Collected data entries
==========
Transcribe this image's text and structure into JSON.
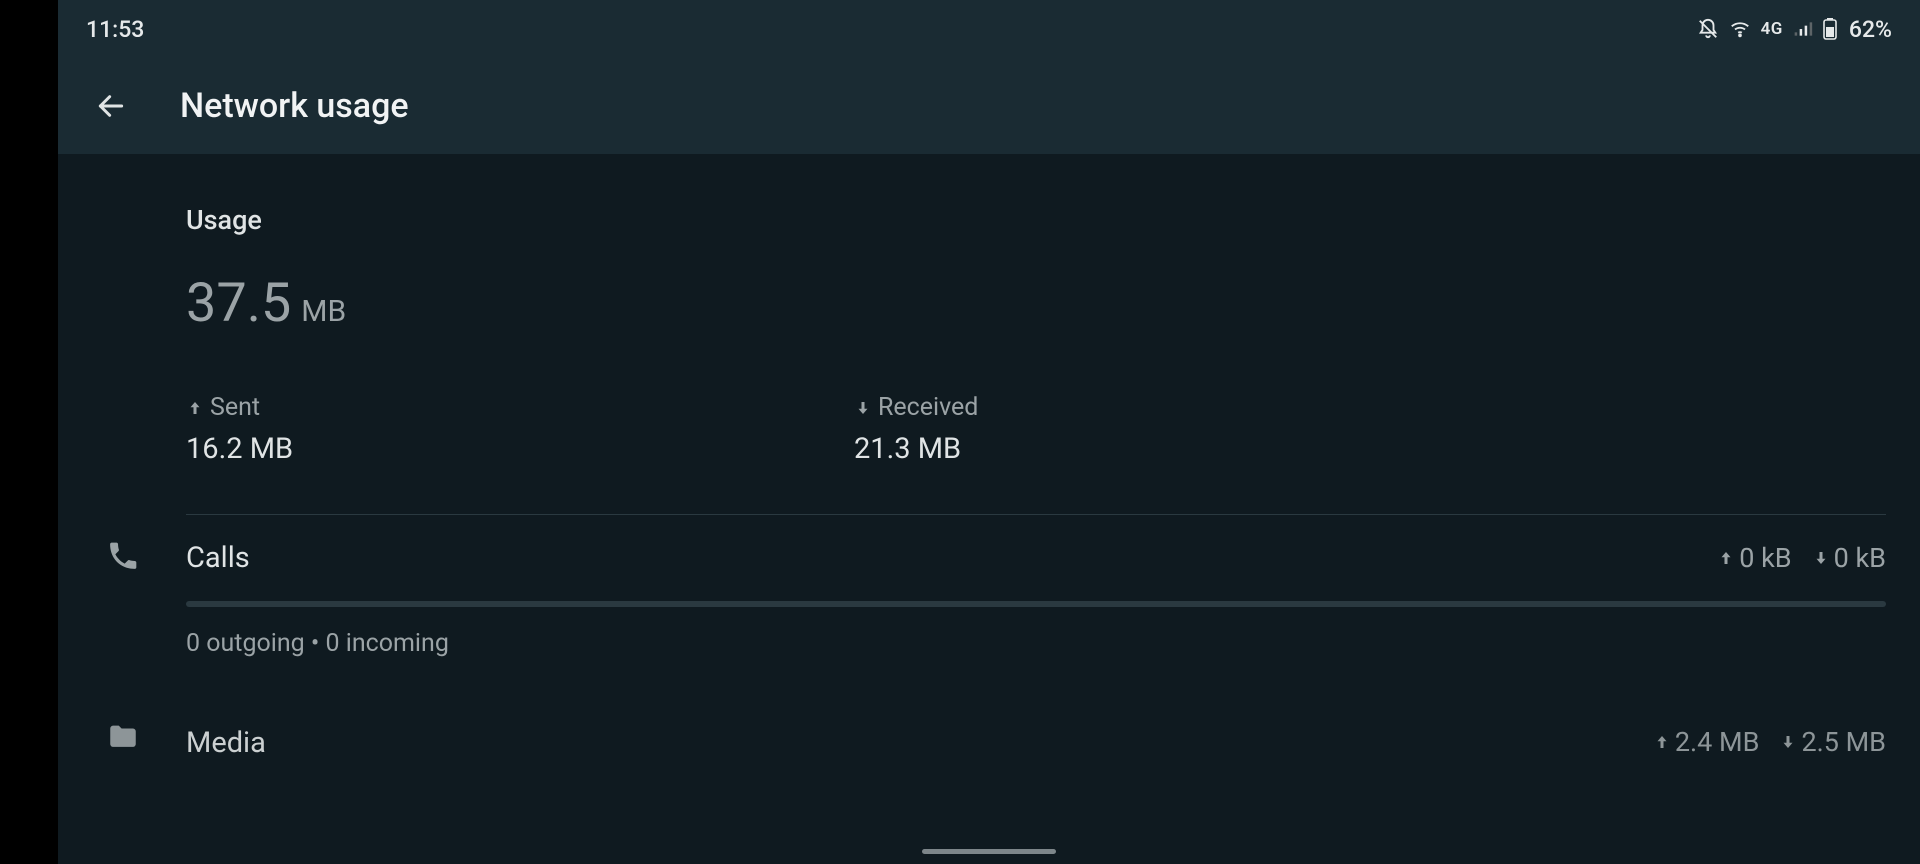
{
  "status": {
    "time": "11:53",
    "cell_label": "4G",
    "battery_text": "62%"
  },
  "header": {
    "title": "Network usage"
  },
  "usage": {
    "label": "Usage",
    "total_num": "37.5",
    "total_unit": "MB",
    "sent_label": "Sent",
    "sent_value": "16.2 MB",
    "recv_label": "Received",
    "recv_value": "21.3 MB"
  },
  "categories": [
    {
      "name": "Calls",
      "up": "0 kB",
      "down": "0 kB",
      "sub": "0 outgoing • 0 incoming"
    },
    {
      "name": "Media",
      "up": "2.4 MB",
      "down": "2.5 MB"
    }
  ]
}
==========
* **The task**
Omit every image. Quote each record exactly.

* **Answer below**
Transcribe this image's text and structure into JSON.
{
  "status": {
    "time": "11:53",
    "cell_label": "4G",
    "battery_text": "62%"
  },
  "header": {
    "title": "Network usage"
  },
  "usage": {
    "label": "Usage",
    "total_num": "37.5",
    "total_unit": "MB",
    "sent_label": "Sent",
    "sent_value": "16.2 MB",
    "recv_label": "Received",
    "recv_value": "21.3 MB"
  },
  "categories": [
    {
      "name": "Calls",
      "up": "0 kB",
      "down": "0 kB",
      "sub": "0 outgoing • 0 incoming"
    },
    {
      "name": "Media",
      "up": "2.4 MB",
      "down": "2.5 MB"
    }
  ]
}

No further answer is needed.